Items from a data source
────────

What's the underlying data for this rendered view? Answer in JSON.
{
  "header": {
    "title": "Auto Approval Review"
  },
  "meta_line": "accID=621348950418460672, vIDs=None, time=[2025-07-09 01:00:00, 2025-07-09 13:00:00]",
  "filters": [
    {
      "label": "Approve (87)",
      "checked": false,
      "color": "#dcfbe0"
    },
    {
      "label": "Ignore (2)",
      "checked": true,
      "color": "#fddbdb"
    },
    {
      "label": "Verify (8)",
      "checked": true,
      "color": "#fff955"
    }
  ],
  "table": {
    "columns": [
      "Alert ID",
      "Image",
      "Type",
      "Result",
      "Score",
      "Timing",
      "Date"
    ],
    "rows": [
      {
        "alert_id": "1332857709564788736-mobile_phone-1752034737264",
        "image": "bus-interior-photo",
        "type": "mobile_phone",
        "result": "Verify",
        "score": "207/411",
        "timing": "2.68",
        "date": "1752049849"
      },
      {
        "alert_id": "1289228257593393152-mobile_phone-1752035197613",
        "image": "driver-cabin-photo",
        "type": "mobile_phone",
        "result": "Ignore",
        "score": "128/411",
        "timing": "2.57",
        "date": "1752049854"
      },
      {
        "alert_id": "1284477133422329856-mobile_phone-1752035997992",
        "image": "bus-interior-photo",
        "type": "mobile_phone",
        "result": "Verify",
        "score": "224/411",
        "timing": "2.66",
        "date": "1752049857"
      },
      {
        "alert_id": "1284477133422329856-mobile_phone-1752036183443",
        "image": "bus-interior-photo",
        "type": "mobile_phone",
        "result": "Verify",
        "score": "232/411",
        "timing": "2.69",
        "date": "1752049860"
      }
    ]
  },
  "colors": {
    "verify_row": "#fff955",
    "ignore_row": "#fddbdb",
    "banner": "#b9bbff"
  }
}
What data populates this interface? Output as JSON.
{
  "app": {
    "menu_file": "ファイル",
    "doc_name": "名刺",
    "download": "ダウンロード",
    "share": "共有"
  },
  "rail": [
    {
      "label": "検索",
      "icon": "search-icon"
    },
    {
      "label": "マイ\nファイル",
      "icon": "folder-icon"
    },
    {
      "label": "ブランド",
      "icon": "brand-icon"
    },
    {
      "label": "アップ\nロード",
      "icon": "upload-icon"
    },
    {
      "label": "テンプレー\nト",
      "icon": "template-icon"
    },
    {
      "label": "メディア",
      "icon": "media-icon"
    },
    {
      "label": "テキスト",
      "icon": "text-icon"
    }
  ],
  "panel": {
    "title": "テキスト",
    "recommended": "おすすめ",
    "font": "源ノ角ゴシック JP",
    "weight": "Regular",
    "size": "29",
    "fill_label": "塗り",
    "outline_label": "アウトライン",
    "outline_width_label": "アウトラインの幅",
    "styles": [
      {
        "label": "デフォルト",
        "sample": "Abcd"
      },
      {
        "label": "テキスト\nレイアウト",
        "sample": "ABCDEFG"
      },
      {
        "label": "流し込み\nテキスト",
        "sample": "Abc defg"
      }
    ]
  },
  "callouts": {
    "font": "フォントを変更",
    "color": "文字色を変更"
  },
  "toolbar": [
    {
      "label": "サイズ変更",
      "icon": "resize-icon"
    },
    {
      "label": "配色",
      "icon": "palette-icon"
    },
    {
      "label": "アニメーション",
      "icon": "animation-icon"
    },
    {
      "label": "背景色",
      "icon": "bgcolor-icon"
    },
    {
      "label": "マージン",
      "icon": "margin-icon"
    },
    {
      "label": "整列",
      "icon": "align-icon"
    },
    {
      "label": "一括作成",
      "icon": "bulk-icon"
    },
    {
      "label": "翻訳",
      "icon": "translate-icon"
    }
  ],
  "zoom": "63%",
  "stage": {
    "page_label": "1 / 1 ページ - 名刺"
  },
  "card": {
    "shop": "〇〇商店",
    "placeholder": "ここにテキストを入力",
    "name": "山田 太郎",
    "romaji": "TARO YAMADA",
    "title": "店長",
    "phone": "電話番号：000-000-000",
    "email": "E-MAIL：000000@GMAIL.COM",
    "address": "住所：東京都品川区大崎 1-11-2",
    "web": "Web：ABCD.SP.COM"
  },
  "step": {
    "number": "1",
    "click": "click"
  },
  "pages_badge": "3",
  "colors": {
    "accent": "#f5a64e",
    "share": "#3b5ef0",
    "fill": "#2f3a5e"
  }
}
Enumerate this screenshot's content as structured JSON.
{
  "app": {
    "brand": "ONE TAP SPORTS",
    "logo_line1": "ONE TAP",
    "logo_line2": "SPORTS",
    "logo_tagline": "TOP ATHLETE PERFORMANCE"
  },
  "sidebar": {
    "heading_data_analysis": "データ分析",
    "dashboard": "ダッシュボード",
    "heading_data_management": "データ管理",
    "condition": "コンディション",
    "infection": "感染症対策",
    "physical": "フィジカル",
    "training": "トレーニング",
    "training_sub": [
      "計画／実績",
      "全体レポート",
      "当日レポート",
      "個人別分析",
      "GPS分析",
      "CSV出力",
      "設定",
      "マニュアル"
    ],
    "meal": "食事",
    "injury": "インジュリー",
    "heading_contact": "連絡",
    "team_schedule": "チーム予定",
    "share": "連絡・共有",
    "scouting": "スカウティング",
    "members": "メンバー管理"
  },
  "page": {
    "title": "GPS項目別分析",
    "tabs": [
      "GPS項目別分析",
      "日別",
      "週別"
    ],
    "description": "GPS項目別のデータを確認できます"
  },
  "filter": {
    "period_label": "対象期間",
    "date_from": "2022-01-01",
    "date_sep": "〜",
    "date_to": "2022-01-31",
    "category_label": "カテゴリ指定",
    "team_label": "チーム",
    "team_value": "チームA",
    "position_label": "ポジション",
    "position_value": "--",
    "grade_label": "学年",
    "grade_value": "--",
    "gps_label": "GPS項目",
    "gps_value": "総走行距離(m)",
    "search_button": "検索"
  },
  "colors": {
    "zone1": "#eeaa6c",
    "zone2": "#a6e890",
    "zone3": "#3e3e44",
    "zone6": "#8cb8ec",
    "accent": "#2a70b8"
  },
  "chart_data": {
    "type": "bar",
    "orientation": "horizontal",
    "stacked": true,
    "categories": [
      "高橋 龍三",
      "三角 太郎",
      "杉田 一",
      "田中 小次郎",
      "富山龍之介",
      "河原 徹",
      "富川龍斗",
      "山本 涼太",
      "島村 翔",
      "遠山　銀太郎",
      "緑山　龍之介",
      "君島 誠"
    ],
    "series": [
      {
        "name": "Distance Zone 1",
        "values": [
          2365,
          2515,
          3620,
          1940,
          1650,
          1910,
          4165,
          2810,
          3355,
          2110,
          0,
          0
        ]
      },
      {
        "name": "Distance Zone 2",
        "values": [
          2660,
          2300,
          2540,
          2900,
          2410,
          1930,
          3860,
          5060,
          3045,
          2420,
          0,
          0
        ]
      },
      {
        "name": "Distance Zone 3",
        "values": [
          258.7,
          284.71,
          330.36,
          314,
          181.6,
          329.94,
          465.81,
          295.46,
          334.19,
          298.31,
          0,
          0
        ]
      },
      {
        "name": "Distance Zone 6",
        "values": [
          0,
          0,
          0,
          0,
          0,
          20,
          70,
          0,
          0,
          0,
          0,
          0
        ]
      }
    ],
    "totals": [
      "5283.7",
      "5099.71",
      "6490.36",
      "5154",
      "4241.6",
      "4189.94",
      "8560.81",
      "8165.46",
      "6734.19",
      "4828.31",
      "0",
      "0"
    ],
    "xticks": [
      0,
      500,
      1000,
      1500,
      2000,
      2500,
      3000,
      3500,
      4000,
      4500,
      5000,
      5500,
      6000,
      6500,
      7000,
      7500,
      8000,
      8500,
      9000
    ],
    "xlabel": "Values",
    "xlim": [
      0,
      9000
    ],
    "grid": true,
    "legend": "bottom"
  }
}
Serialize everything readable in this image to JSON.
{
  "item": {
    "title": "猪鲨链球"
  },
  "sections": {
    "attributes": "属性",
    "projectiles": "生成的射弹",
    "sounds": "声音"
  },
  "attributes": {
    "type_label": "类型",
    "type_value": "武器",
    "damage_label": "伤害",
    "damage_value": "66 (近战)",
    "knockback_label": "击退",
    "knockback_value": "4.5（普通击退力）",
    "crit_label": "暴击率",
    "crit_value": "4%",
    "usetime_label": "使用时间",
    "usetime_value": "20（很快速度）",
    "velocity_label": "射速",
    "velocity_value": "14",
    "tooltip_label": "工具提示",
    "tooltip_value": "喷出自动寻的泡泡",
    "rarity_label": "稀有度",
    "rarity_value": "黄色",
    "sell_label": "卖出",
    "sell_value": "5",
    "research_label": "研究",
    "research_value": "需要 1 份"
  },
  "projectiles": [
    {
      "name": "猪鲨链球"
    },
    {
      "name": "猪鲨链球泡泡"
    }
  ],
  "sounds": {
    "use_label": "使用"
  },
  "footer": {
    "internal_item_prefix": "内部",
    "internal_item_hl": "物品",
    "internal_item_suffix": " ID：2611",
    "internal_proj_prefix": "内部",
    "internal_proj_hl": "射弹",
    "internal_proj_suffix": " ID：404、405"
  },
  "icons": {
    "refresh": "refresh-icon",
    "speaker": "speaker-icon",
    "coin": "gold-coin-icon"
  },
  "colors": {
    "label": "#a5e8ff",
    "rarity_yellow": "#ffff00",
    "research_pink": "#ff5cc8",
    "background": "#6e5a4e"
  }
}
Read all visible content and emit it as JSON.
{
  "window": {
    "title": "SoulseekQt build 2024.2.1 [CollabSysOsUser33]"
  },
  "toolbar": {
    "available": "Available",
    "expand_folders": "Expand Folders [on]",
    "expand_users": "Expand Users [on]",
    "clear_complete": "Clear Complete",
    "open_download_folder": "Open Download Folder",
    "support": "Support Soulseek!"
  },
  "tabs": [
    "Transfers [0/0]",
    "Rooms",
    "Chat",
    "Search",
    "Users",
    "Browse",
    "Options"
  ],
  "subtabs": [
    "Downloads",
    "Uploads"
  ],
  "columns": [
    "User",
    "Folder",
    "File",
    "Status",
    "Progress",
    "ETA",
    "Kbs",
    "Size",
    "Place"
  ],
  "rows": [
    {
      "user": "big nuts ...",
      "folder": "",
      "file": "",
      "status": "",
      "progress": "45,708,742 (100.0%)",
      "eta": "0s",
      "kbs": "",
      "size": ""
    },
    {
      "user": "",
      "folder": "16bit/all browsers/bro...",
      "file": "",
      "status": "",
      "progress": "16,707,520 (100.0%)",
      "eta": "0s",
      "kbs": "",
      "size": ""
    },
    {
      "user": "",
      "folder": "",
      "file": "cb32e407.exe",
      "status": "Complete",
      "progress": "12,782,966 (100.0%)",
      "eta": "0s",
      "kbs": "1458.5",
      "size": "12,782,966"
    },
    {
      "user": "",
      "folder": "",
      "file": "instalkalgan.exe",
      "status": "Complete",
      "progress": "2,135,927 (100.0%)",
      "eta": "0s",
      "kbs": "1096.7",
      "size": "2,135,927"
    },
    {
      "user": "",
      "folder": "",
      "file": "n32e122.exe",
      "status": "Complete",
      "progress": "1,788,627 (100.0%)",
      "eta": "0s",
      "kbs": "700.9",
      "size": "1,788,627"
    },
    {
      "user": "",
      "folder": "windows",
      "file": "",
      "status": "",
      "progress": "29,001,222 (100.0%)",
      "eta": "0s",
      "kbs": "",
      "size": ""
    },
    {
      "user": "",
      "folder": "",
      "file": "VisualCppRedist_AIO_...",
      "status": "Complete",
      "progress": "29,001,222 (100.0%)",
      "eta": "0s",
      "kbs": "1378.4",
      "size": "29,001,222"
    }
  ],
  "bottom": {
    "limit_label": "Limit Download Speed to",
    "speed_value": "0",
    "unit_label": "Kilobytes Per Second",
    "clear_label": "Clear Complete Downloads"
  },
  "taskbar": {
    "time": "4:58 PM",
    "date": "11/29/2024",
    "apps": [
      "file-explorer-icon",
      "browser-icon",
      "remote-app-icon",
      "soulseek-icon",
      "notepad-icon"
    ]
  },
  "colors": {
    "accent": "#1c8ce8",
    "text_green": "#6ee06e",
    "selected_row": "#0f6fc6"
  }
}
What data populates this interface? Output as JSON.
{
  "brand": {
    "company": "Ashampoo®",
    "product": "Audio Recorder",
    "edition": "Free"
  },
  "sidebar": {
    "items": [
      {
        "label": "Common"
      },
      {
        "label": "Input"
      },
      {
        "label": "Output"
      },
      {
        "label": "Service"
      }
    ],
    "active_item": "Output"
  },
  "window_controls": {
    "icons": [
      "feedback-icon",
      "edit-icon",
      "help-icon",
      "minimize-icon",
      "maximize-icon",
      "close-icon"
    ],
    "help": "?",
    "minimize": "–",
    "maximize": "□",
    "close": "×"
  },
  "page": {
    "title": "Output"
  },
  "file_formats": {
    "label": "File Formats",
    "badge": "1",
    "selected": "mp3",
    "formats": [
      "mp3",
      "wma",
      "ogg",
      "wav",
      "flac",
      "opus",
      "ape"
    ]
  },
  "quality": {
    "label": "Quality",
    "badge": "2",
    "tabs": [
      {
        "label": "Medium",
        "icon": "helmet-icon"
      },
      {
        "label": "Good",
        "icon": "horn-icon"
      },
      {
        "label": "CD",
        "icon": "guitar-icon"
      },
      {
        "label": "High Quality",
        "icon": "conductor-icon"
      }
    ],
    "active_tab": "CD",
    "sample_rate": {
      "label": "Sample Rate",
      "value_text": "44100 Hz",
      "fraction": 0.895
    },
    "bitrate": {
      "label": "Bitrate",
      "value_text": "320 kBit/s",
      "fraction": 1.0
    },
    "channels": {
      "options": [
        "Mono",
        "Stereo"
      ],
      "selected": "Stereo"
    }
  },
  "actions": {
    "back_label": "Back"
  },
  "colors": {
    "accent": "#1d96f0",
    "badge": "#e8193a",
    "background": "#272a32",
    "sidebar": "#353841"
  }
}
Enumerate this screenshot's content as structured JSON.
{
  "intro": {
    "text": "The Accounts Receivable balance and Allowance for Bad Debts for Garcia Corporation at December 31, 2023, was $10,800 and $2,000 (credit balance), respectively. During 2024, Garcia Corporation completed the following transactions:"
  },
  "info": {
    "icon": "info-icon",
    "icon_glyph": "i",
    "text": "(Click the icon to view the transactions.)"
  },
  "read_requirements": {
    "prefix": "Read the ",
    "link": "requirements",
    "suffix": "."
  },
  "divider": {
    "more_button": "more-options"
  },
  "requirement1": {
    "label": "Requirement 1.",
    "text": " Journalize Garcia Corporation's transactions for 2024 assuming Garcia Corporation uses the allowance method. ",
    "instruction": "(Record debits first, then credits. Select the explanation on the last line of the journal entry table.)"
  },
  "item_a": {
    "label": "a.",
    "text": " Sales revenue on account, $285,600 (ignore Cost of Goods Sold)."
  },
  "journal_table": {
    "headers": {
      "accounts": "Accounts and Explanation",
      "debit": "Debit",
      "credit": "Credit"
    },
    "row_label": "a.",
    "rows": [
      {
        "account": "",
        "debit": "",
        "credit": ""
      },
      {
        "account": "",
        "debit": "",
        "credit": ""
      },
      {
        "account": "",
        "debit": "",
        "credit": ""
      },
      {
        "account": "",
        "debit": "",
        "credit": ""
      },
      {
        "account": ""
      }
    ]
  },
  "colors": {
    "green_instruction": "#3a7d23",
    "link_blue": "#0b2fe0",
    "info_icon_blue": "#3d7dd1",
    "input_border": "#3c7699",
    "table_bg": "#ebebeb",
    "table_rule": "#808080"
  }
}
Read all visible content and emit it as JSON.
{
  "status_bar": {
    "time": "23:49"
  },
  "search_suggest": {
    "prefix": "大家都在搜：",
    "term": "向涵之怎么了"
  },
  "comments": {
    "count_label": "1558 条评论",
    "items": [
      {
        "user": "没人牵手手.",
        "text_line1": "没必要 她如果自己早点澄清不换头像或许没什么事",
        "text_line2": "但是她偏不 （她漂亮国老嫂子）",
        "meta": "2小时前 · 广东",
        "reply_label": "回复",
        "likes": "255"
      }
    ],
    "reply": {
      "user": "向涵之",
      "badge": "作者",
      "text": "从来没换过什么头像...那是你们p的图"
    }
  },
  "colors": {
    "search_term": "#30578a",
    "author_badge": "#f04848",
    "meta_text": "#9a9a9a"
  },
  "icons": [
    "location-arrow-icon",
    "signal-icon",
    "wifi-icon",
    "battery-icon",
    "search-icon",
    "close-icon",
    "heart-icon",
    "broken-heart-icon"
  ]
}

────────

### Stated problem
Show all lines in the entries above where the string "Downloads" appears.

### Written solution
    "Downloads",
    "clear_label": "Clear Complete Downloads"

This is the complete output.